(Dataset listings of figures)
--- START ---

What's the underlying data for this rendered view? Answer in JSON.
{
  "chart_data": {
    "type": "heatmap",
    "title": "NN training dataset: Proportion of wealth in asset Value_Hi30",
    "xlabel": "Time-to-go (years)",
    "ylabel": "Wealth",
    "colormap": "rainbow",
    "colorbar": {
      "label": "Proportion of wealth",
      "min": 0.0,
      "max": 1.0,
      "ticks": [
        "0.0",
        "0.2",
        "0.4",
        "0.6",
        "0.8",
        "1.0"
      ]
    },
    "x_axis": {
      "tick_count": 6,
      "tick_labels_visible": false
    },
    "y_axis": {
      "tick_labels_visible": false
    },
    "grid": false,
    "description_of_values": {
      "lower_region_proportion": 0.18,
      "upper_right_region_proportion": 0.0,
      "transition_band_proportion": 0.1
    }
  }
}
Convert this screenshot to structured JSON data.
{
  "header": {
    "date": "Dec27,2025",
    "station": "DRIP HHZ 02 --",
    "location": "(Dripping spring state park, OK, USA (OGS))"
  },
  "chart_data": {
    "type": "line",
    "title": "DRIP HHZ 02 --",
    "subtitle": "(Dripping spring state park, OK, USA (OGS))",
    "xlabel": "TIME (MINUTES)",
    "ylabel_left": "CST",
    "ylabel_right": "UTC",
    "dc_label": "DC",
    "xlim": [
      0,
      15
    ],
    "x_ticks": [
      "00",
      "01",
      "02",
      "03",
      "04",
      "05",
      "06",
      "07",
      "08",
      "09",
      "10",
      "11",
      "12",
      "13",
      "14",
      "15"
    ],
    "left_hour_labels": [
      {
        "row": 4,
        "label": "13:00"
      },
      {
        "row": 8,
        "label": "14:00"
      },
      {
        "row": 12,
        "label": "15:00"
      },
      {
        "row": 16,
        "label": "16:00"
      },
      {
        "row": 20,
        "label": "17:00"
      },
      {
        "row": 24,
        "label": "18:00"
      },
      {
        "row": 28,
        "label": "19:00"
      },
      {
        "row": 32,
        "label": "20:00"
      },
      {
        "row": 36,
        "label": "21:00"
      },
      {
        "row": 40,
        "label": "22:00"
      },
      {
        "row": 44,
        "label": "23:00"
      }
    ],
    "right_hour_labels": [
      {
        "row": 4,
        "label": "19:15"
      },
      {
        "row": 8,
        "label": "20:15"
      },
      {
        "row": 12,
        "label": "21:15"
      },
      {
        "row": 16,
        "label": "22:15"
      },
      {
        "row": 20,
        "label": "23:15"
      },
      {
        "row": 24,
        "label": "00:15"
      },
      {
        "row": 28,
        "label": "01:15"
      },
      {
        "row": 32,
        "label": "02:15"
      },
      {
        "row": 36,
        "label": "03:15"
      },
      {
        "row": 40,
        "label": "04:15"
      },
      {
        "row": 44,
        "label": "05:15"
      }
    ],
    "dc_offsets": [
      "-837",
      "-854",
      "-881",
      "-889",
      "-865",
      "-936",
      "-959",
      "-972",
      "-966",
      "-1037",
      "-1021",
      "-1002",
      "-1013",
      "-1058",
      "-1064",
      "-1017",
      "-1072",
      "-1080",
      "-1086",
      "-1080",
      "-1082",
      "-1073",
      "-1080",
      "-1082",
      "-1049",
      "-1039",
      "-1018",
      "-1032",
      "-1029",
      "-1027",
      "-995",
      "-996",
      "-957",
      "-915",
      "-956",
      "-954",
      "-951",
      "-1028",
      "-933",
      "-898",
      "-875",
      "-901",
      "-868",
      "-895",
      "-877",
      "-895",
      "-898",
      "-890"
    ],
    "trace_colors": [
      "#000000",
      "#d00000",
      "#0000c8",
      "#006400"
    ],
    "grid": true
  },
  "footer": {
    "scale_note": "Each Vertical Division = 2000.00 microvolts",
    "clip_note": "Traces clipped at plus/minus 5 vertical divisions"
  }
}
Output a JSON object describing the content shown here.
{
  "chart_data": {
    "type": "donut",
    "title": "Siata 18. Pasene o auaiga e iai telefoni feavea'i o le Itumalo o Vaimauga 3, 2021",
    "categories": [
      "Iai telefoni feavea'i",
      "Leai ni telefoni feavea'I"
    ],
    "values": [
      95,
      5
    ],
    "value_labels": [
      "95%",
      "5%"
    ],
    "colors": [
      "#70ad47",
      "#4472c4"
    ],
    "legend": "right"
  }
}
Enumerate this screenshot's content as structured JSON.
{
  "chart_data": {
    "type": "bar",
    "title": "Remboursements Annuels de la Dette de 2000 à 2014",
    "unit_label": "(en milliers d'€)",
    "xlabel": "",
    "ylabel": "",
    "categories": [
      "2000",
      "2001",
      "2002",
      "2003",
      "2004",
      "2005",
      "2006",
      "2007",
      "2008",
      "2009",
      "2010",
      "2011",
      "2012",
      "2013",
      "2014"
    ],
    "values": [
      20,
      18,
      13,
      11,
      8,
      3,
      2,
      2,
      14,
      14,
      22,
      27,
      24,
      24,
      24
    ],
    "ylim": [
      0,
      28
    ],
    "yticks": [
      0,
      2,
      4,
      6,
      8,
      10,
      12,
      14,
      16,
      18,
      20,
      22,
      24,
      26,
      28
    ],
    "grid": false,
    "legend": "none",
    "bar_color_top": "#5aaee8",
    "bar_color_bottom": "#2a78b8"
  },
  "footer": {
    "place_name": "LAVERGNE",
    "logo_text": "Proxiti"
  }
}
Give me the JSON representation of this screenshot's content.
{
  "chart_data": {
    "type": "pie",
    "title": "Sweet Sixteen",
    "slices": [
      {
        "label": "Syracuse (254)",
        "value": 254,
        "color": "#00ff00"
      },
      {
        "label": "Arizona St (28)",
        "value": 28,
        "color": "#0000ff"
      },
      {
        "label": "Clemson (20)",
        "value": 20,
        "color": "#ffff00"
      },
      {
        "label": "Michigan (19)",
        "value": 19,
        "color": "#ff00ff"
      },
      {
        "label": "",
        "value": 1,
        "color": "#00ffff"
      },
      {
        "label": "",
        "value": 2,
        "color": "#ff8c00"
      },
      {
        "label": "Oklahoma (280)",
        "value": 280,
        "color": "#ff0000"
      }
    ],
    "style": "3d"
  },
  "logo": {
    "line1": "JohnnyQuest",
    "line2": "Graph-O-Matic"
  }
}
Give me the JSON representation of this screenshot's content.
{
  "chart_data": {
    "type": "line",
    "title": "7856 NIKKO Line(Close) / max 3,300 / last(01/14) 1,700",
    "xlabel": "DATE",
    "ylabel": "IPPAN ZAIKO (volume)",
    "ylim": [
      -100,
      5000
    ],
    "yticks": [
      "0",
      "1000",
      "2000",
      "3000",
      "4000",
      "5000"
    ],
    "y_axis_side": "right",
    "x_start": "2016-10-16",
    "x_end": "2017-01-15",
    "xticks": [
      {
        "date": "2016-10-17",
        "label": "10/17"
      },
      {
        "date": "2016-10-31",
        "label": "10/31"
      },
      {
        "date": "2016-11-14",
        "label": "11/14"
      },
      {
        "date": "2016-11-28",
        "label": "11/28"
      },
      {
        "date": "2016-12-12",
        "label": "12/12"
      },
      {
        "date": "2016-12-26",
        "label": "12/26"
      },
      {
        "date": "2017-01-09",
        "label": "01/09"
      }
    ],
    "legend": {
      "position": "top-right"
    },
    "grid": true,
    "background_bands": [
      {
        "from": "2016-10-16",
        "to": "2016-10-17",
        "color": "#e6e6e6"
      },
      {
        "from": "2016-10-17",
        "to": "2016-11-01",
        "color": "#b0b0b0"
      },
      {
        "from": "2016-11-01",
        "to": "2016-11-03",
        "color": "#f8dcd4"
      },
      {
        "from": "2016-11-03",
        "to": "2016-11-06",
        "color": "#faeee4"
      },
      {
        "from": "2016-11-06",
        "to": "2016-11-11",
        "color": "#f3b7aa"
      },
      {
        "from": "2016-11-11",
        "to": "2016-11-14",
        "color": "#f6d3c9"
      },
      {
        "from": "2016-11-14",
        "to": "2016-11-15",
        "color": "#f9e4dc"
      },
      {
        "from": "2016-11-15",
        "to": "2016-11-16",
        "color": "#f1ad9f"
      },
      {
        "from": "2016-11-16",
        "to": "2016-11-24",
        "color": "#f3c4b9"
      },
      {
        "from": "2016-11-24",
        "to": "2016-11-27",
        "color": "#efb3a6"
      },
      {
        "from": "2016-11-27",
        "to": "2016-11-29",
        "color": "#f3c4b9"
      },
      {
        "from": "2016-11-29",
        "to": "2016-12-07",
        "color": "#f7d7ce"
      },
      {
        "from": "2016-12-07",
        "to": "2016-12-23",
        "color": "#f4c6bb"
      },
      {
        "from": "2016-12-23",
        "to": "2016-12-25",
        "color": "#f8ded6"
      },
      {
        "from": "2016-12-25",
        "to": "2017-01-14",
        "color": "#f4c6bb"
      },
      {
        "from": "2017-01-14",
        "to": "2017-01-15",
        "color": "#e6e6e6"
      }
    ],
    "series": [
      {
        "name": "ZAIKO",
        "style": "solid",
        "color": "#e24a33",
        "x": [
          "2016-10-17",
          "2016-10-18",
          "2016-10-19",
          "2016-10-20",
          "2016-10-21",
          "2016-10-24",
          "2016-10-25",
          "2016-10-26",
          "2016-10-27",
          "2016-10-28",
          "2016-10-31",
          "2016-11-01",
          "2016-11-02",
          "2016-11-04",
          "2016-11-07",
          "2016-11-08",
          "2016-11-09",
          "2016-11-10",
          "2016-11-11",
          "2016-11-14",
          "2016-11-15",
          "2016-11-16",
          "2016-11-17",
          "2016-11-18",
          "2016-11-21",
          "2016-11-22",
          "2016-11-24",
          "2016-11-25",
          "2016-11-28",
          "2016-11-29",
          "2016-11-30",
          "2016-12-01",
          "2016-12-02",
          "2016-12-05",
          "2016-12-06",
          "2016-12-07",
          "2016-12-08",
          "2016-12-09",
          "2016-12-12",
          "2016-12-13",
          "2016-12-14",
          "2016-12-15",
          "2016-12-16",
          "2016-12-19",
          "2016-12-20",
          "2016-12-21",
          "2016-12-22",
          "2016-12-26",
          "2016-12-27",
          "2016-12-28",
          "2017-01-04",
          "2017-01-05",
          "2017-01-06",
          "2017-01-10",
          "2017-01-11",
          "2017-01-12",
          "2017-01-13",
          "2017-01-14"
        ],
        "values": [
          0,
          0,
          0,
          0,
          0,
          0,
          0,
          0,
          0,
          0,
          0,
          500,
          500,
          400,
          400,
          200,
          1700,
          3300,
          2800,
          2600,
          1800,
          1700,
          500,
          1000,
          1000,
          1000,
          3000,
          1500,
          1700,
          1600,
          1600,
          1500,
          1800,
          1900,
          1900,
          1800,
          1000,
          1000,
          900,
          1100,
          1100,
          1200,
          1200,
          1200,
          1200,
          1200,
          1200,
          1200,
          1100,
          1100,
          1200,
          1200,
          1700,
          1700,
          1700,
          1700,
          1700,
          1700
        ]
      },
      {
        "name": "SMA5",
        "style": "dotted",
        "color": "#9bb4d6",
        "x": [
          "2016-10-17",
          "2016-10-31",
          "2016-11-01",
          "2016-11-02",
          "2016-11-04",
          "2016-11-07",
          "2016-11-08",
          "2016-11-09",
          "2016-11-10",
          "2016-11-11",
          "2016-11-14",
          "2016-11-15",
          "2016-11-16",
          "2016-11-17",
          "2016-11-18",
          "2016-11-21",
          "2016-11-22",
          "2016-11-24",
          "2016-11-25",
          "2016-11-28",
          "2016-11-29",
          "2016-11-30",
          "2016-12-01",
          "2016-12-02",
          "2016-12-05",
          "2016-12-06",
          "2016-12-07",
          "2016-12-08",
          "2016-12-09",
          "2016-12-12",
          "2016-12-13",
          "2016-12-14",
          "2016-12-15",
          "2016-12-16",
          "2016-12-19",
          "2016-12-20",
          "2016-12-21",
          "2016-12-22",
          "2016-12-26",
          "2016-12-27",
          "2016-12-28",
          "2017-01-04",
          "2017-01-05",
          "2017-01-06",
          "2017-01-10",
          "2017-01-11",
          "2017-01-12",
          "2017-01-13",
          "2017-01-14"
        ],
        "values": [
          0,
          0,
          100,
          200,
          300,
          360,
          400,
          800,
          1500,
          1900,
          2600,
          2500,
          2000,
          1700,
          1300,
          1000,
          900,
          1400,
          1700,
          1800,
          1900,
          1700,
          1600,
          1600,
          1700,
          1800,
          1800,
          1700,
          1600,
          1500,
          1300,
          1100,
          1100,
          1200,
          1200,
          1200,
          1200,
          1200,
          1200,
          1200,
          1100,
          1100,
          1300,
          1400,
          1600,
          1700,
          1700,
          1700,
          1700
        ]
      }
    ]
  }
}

--- END ---

### Task description
Copy each line above where the string "screenshot" occurs.

### Final result
Convert this screenshot to structured JSON data.
Enumerate this screenshot's content as structured JSON.
Give me the JSON representation of this screenshot's content.
Give me the JSON representation of this screenshot's content.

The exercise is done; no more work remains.